> Instruction
Identify, in the records below, every line where the string "this" appears, and copy each such line.
----- Records shown -----
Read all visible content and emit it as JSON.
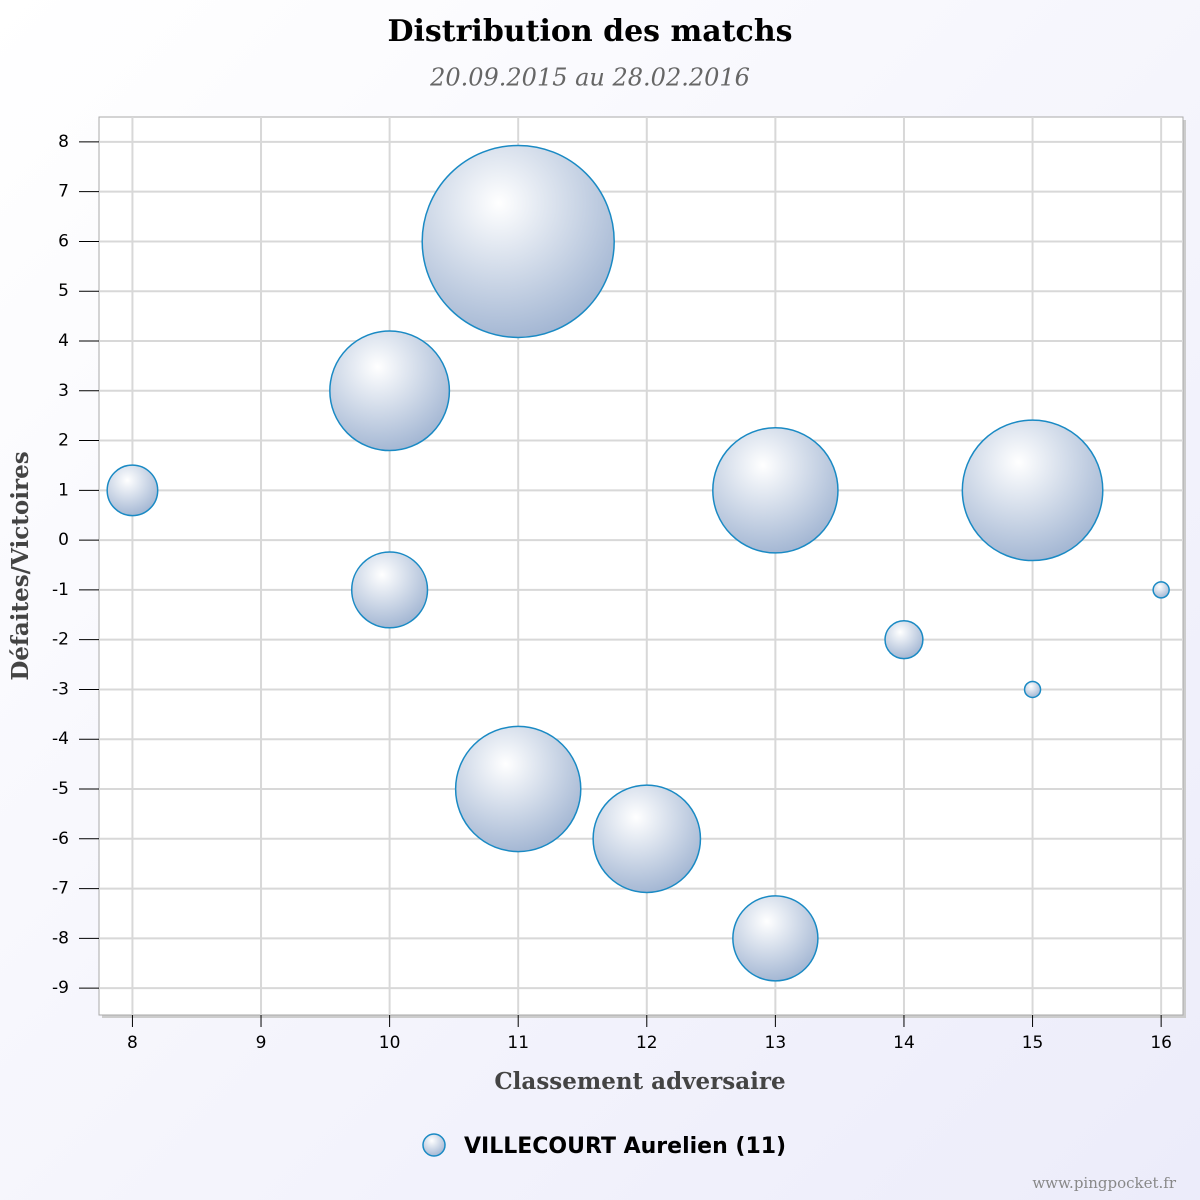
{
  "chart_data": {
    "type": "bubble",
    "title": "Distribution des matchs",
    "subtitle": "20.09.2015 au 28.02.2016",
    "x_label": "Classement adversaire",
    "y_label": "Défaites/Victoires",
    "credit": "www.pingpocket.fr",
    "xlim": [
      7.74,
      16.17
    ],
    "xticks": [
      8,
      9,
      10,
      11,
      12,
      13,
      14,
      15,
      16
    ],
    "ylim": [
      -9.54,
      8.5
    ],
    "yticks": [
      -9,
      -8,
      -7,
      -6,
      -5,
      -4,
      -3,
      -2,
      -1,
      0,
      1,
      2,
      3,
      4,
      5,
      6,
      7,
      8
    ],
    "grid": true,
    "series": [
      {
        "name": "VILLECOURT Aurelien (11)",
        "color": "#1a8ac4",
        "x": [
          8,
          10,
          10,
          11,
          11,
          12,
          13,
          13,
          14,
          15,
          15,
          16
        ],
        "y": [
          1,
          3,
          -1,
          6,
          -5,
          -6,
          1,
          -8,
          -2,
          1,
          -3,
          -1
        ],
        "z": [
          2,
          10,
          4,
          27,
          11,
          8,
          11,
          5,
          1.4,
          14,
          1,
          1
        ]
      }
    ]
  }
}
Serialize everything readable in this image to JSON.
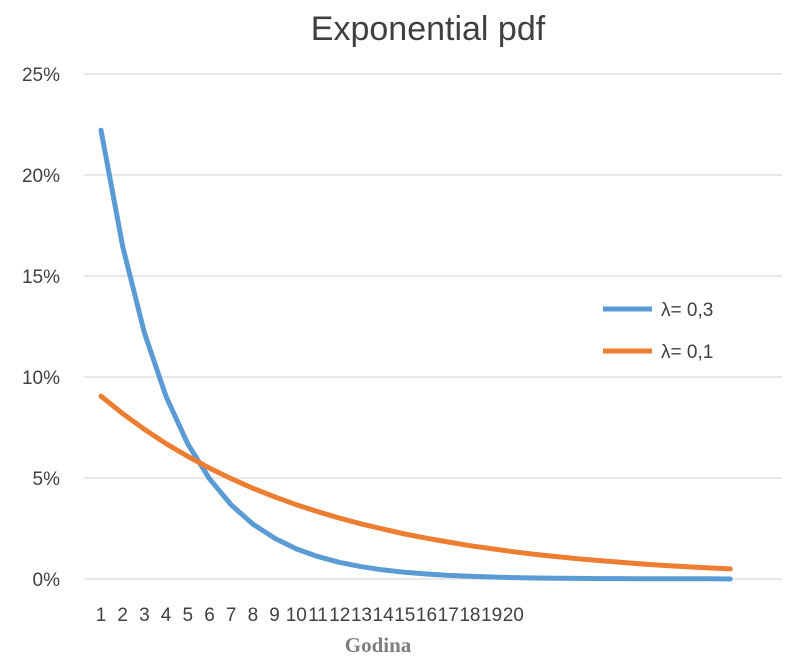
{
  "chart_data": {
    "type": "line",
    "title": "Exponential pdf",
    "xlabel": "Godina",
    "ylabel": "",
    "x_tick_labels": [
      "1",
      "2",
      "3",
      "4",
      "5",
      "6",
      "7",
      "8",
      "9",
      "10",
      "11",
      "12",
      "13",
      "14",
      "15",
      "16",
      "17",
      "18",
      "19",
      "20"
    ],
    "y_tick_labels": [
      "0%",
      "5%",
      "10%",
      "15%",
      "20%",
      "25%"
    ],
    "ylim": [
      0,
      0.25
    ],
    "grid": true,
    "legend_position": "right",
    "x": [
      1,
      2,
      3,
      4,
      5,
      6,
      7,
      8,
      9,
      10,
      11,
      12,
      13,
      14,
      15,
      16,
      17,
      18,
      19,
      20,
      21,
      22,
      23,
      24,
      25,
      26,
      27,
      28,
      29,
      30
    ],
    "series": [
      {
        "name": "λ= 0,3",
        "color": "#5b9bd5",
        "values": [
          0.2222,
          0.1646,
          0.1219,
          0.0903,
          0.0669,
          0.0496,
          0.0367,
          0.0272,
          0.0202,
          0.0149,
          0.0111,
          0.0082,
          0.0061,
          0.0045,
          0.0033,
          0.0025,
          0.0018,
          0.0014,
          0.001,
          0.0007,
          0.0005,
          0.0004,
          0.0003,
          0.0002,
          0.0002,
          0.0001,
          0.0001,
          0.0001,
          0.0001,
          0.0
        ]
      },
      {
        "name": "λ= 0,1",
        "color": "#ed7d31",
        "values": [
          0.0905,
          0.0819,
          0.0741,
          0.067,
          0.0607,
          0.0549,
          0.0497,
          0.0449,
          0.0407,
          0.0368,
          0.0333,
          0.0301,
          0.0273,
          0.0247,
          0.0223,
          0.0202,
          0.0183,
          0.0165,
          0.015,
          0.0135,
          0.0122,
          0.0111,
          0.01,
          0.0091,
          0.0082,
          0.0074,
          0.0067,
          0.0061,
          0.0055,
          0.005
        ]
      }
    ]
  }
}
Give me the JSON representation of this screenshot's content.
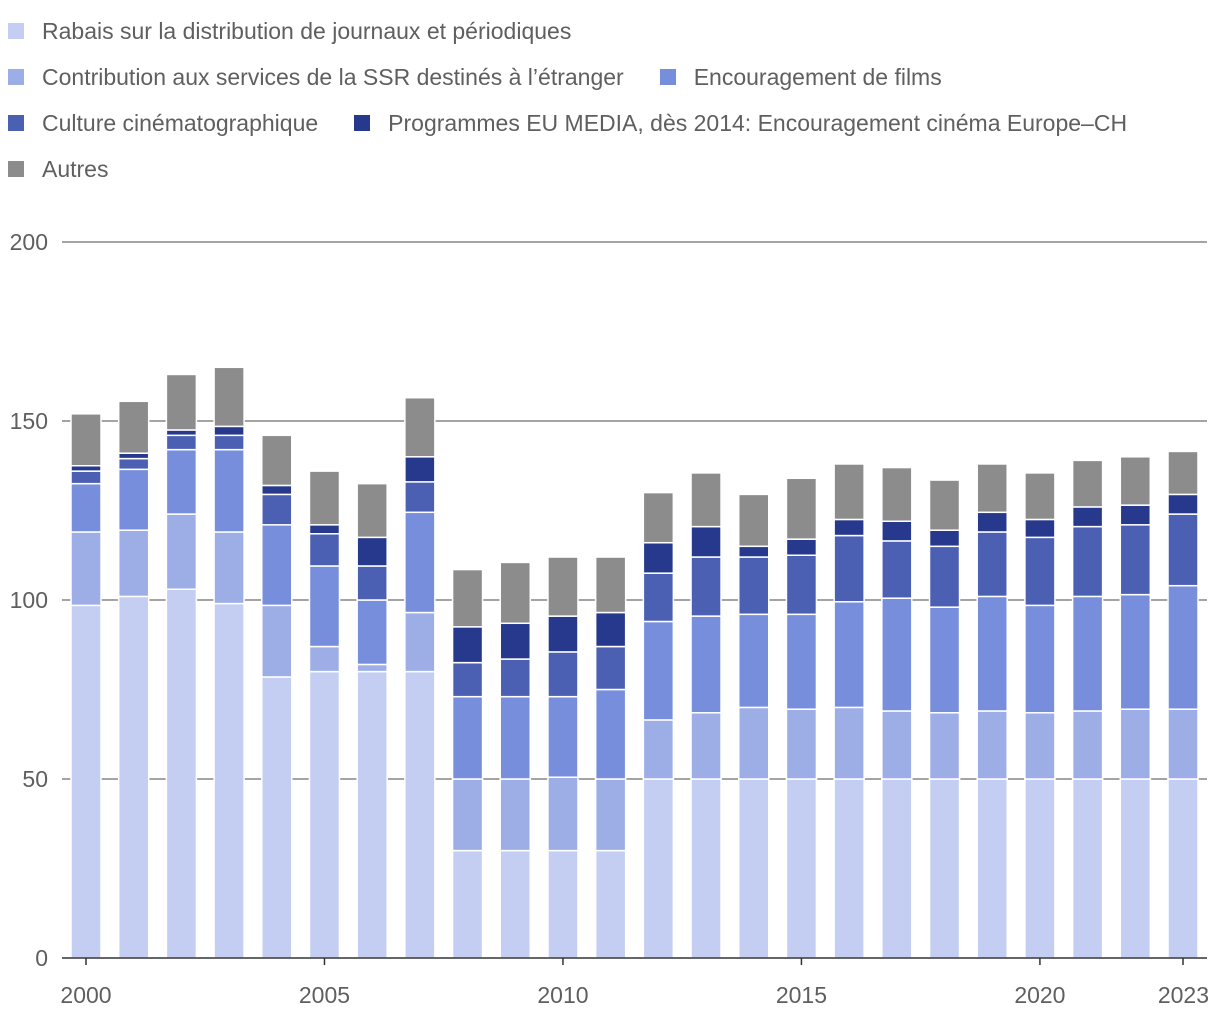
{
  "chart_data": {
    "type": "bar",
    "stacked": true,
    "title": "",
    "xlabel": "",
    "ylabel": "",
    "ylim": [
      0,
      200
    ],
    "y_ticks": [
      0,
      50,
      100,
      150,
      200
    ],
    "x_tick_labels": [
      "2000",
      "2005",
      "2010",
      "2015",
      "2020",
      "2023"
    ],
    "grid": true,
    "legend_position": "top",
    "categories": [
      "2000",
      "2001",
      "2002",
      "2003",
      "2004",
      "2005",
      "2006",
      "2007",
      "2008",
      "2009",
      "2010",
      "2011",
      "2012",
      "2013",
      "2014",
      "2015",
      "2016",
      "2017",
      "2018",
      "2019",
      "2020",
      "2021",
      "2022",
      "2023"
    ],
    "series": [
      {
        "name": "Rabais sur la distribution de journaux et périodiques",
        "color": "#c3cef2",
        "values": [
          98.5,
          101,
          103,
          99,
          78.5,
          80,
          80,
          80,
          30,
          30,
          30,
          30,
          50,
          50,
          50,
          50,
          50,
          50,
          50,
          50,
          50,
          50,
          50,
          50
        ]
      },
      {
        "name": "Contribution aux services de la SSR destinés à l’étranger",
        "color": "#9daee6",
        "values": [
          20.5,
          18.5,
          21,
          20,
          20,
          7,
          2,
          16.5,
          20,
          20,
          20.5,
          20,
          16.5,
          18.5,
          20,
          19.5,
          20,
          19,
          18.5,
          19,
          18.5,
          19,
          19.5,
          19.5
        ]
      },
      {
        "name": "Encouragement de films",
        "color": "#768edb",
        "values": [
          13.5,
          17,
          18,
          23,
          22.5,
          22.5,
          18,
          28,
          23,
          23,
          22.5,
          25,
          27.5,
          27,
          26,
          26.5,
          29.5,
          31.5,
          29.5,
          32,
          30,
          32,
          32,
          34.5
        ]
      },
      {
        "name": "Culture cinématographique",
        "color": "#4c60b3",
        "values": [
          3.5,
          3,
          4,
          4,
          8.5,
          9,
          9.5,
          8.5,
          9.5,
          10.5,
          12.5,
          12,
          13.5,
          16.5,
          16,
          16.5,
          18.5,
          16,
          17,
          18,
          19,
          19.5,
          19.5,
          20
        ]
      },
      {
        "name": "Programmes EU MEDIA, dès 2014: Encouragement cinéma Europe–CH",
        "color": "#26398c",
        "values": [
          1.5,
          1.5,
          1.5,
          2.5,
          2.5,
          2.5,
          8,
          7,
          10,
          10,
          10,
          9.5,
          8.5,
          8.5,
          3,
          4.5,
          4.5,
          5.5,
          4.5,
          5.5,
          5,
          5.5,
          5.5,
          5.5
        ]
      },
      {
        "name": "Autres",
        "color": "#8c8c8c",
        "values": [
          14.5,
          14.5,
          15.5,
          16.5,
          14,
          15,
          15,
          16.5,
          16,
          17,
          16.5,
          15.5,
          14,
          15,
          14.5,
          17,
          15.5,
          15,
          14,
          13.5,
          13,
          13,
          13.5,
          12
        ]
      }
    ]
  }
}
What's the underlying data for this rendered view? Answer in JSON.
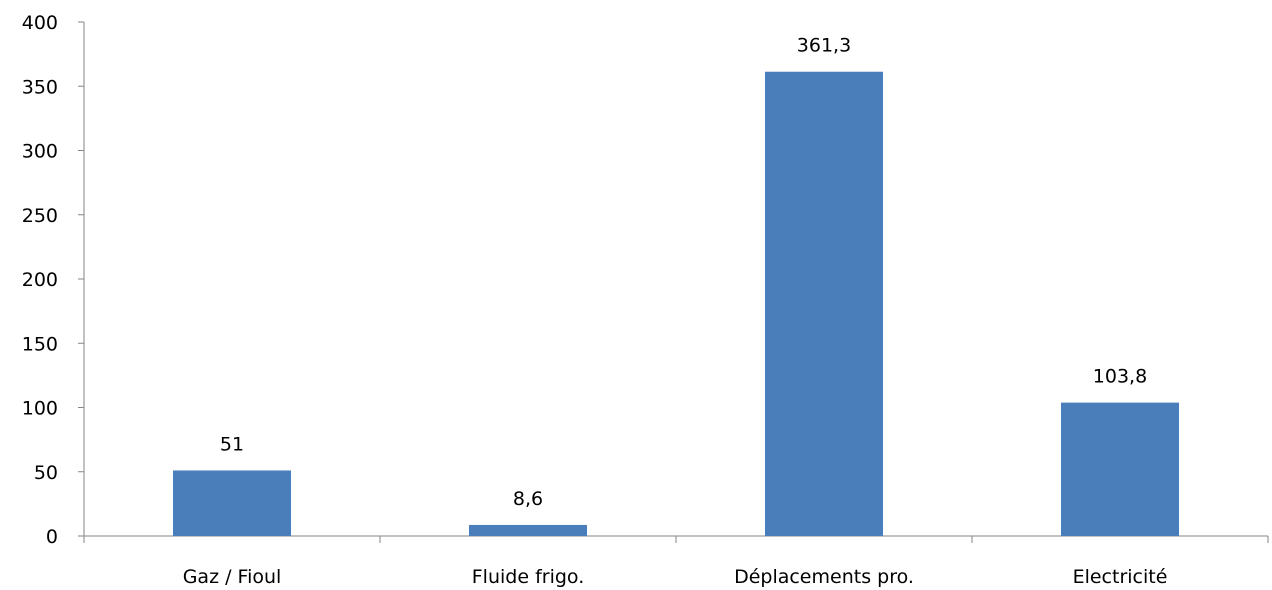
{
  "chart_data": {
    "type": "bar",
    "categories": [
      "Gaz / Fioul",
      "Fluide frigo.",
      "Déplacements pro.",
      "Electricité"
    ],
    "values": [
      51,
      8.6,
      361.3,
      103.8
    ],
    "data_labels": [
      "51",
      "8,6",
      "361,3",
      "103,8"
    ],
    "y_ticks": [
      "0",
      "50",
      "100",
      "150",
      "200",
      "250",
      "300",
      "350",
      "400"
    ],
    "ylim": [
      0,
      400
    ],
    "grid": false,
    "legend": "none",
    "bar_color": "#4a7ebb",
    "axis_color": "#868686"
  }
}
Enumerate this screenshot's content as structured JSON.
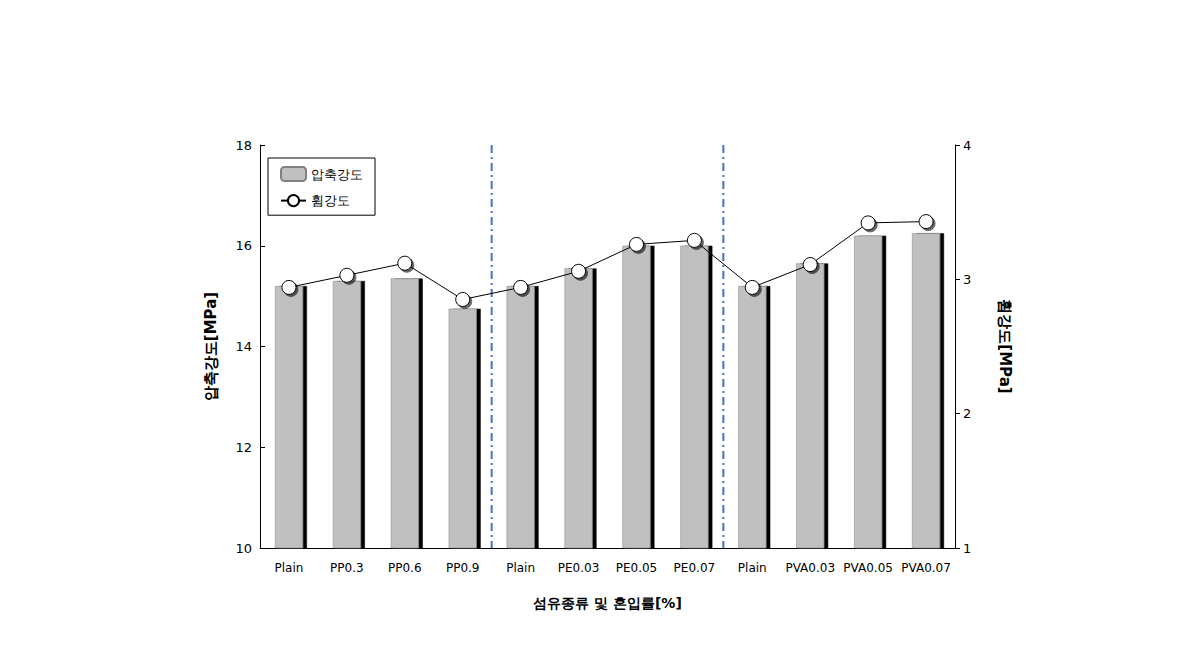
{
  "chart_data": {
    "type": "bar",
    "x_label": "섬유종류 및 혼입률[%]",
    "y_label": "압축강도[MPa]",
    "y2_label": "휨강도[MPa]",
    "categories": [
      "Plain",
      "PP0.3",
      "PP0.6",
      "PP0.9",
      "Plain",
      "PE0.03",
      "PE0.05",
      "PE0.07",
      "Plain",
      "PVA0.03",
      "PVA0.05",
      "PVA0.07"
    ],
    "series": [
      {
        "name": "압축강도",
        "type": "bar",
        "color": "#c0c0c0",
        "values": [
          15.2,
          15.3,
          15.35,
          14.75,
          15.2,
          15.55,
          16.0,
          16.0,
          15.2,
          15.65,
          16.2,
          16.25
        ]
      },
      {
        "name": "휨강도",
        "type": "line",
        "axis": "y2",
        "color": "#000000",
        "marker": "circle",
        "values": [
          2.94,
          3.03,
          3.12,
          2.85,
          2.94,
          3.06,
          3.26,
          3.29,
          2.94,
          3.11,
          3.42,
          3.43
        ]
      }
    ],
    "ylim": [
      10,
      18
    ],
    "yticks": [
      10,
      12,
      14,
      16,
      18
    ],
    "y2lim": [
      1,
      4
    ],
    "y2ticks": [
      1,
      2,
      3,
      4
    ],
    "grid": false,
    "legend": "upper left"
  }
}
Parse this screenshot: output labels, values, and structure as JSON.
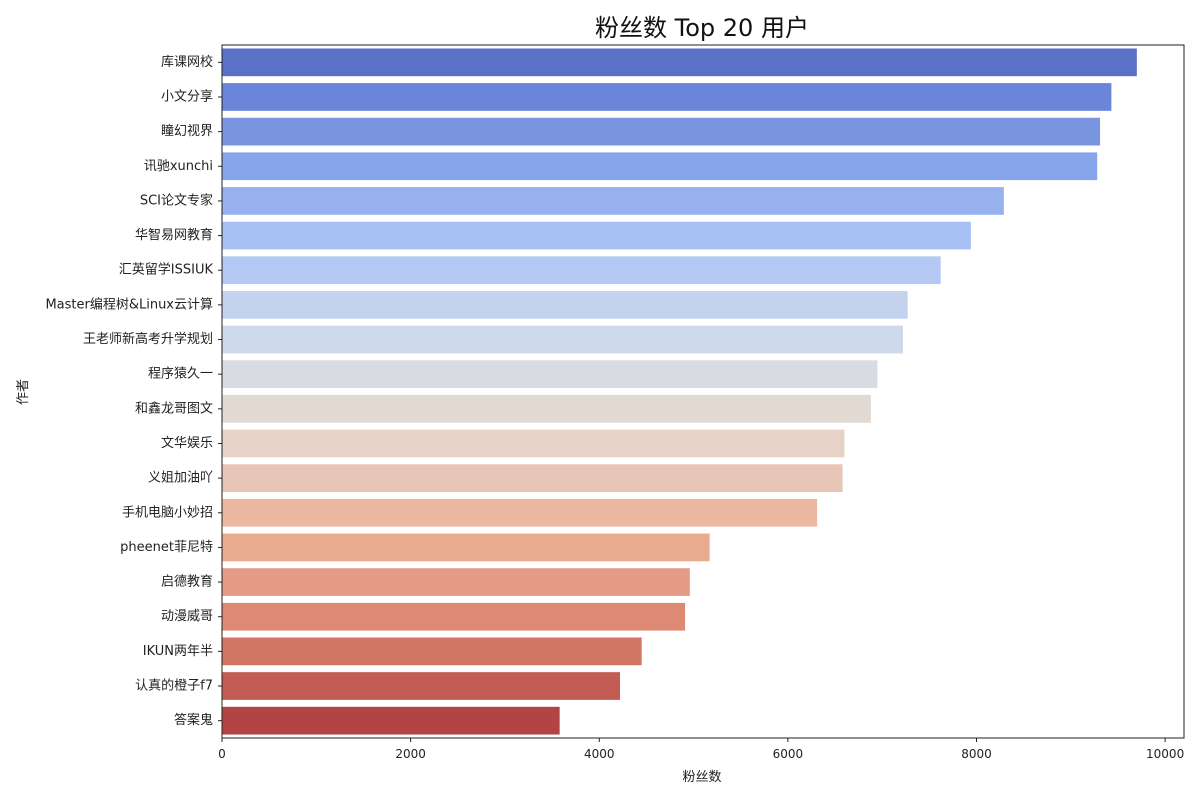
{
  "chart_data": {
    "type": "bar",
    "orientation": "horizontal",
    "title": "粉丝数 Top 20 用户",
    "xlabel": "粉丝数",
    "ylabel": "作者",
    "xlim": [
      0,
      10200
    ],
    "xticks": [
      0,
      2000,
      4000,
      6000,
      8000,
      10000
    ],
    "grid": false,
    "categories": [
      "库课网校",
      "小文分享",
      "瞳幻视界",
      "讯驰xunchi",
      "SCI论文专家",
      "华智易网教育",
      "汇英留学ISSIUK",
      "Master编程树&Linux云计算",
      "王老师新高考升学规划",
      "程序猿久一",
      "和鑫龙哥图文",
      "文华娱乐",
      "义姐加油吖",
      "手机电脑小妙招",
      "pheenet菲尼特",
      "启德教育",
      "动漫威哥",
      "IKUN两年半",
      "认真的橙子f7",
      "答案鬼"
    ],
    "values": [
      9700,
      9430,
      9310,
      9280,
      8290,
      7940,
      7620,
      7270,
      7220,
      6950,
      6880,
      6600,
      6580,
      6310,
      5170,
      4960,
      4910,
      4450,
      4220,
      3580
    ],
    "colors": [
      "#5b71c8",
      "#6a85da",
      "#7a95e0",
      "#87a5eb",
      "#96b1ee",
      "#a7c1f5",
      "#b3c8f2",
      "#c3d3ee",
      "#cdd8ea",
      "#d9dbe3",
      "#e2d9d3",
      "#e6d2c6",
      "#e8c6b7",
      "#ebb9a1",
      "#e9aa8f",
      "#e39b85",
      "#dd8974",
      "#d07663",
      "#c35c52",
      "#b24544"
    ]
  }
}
-----
> Finished answer
Serialize everything readable in this image to JSON.
Give me the JSON representation of this screenshot's content.
What's the underlying data for this rendered view? Answer in JSON.
Enumerate this screenshot's content as structured JSON.
Parse this screenshot: output labels, values, and structure as JSON.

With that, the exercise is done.